### Your goal
Copy every entry exactly as given, minus the images.

### Information given
══════════════════════════════
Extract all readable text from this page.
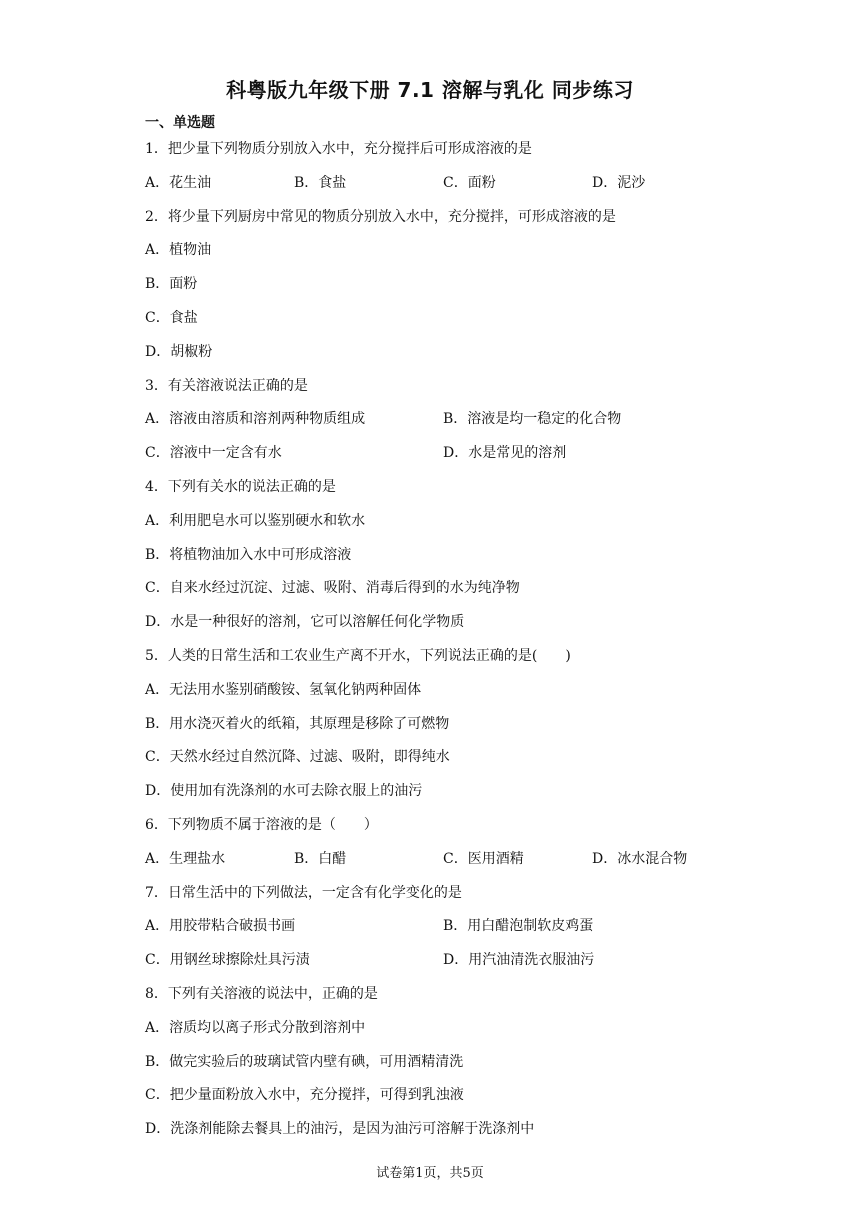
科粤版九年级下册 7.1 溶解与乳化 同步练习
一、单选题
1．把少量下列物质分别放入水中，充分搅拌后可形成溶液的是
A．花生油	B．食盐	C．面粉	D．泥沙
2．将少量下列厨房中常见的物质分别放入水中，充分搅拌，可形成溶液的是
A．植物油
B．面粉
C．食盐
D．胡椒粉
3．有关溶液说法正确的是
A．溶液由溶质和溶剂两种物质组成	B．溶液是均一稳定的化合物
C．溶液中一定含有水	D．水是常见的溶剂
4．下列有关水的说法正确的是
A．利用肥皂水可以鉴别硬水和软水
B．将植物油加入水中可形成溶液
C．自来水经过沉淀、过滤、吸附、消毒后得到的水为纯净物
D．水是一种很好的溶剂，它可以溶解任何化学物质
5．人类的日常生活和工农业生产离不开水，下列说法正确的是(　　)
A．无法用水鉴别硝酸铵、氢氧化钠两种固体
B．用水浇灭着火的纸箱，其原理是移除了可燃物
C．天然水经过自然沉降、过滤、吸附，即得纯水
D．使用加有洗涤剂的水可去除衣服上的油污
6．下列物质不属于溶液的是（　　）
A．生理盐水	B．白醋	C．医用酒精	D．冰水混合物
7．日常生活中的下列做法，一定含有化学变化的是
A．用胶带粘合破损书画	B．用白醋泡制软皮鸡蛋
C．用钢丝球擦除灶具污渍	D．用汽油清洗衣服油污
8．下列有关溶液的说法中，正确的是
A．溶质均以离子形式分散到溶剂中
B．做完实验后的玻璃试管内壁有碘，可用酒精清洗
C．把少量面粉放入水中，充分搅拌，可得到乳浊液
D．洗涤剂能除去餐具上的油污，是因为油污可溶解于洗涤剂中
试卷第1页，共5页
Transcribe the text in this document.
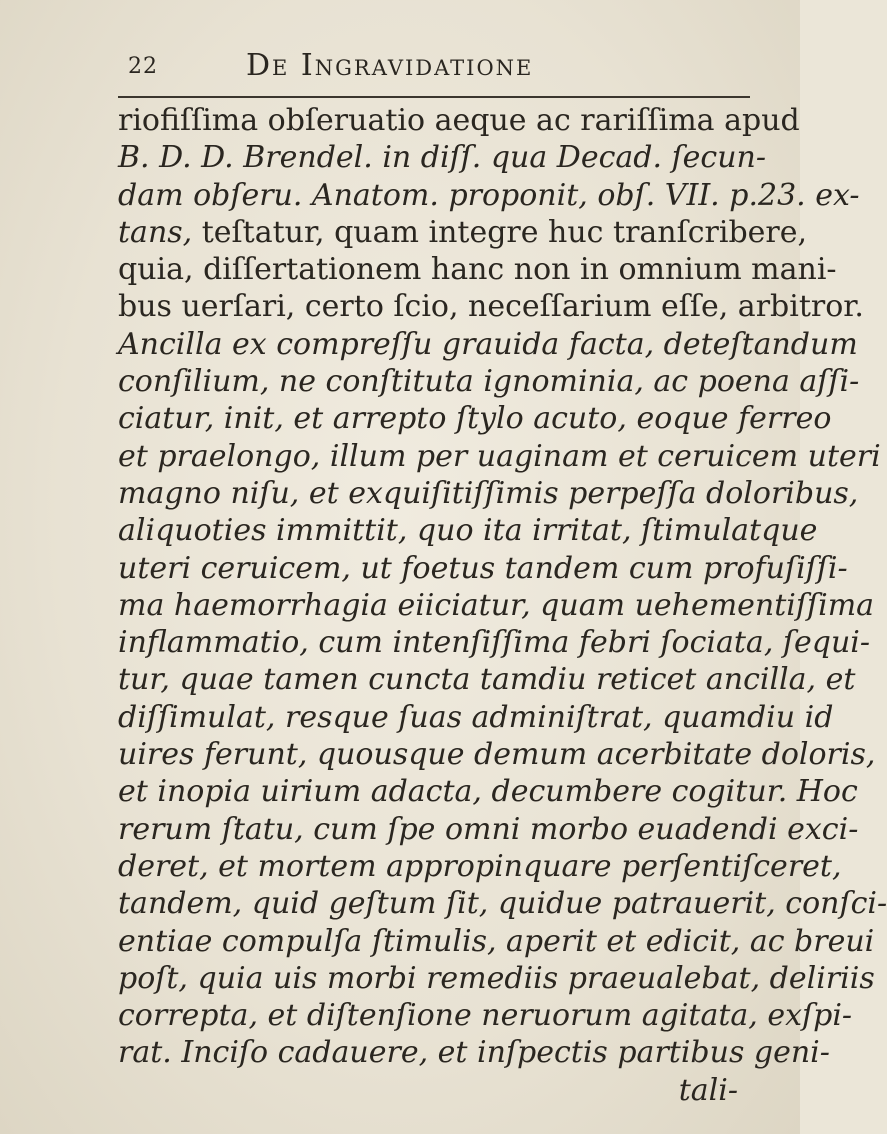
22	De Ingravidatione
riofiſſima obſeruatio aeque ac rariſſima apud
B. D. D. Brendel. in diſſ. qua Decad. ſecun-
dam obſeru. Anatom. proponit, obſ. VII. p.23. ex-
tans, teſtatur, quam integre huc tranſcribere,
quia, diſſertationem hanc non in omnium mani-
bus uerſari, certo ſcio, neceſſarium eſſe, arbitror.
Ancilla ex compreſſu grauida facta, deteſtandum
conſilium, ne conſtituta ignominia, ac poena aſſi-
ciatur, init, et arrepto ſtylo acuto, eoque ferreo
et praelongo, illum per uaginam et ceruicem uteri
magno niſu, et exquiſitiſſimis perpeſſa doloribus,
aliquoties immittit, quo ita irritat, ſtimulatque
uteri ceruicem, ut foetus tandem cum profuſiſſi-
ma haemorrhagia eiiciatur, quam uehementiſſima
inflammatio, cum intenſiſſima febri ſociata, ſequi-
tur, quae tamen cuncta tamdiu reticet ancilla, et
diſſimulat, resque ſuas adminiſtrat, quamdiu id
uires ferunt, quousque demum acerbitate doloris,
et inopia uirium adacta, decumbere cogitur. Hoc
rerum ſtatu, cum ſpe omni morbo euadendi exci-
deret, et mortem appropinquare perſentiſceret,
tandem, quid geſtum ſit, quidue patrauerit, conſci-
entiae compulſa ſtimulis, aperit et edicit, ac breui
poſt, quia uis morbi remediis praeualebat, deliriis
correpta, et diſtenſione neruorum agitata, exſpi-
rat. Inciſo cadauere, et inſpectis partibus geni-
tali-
══════════════════════════════
### Exercise result
Extract all readable text from this page.
科粤版九年级下册 7.1 溶解与乳化 同步练习
一、单选题
1．把少量下列物质分别放入水中，充分搅拌后可形成溶液的是
A．花生油	B．食盐	C．面粉	D．泥沙
2．将少量下列厨房中常见的物质分别放入水中，充分搅拌，可形成溶液的是
A．植物油
B．面粉
C．食盐
D．胡椒粉
3．有关溶液说法正确的是
A．溶液由溶质和溶剂两种物质组成	B．溶液是均一稳定的化合物
C．溶液中一定含有水	D．水是常见的溶剂
4．下列有关水的说法正确的是
A．利用肥皂水可以鉴别硬水和软水
B．将植物油加入水中可形成溶液
C．自来水经过沉淀、过滤、吸附、消毒后得到的水为纯净物
D．水是一种很好的溶剂，它可以溶解任何化学物质
5．人类的日常生活和工农业生产离不开水，下列说法正确的是(　　)
A．无法用水鉴别硝酸铵、氢氧化钠两种固体
B．用水浇灭着火的纸箱，其原理是移除了可燃物
C．天然水经过自然沉降、过滤、吸附，即得纯水
D．使用加有洗涤剂的水可去除衣服上的油污
6．下列物质不属于溶液的是（　　）
A．生理盐水	B．白醋	C．医用酒精	D．冰水混合物
7．日常生活中的下列做法，一定含有化学变化的是
A．用胶带粘合破损书画	B．用白醋泡制软皮鸡蛋
C．用钢丝球擦除灶具污渍	D．用汽油清洗衣服油污
8．下列有关溶液的说法中，正确的是
A．溶质均以离子形式分散到溶剂中
B．做完实验后的玻璃试管内壁有碘，可用酒精清洗
C．把少量面粉放入水中，充分搅拌，可得到乳浊液
D．洗涤剂能除去餐具上的油污，是因为油污可溶解于洗涤剂中
试卷第1页，共5页
Transcribe the text in this document.
22	De Ingravidatione
riofiſſima obſeruatio aeque ac rariſſima apud
B. D. D. Brendel. in diſſ. qua Decad. ſecun-
dam obſeru. Anatom. proponit, obſ. VII. p.23. ex-
tans, teſtatur, quam integre huc tranſcribere,
quia, diſſertationem hanc non in omnium mani-
bus uerſari, certo ſcio, neceſſarium eſſe, arbitror.
Ancilla ex compreſſu grauida facta, deteſtandum
conſilium, ne conſtituta ignominia, ac poena aſſi-
ciatur, init, et arrepto ſtylo acuto, eoque ferreo
et praelongo, illum per uaginam et ceruicem uteri
magno niſu, et exquiſitiſſimis perpeſſa doloribus,
aliquoties immittit, quo ita irritat, ſtimulatque
uteri ceruicem, ut foetus tandem cum profuſiſſi-
ma haemorrhagia eiiciatur, quam uehementiſſima
inflammatio, cum intenſiſſima febri ſociata, ſequi-
tur, quae tamen cuncta tamdiu reticet ancilla, et
diſſimulat, resque ſuas adminiſtrat, quamdiu id
uires ferunt, quousque demum acerbitate doloris,
et inopia uirium adacta, decumbere cogitur. Hoc
rerum ſtatu, cum ſpe omni morbo euadendi exci-
deret, et mortem appropinquare perſentiſceret,
tandem, quid geſtum ſit, quidue patrauerit, conſci-
entiae compulſa ſtimulis, aperit et edicit, ac breui
poſt, quia uis morbi remediis praeualebat, deliriis
correpta, et diſtenſione neruorum agitata, exſpi-
rat. Inciſo cadauere, et inſpectis partibus geni-
tali-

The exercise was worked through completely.